* The request: Reproduce all entries precisely, down to the last character.

== Data listing

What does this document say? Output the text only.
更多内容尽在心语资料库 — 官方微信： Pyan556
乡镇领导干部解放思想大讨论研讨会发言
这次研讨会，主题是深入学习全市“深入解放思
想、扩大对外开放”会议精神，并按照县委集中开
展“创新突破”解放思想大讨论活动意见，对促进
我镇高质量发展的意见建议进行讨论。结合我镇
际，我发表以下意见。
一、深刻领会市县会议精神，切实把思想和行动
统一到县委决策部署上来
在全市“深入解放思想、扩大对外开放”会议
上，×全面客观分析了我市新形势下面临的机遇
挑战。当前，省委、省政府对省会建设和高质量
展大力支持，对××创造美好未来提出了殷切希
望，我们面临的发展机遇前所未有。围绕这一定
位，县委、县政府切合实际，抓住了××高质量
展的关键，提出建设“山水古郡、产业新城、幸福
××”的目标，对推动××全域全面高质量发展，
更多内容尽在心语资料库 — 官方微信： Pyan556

====

* The answer:
What does this document say? Output the text only.
更多内容尽在心语资料库 — 官方微信： Pyan556
乡镇领导干部解放思想大讨论研讨会发言
这次研讨会，主题是深入学习全市“深入解放思
想、扩大对外开放”会议精神，并按照县委集中开
展“创新突破”解放思想大讨论活动意见，对促进
我镇高质量发展的意见建议进行讨论。结合我镇
际，我发表以下意见。
一、深刻领会市县会议精神，切实把思想和行动
统一到县委决策部署上来
在全市“深入解放思想、扩大对外开放”会议
上，×全面客观分析了我市新形势下面临的机遇
挑战。当前，省委、省政府对省会建设和高质量
展大力支持，对××创造美好未来提出了殷切希
望，我们面临的发展机遇前所未有。围绕这一定
位，县委、县政府切合实际，抓住了××高质量
展的关键，提出建设“山水古郡、产业新城、幸福
××”的目标，对推动××全域全面高质量发展，
更多内容尽在心语资料库 — 官方微信： Pyan556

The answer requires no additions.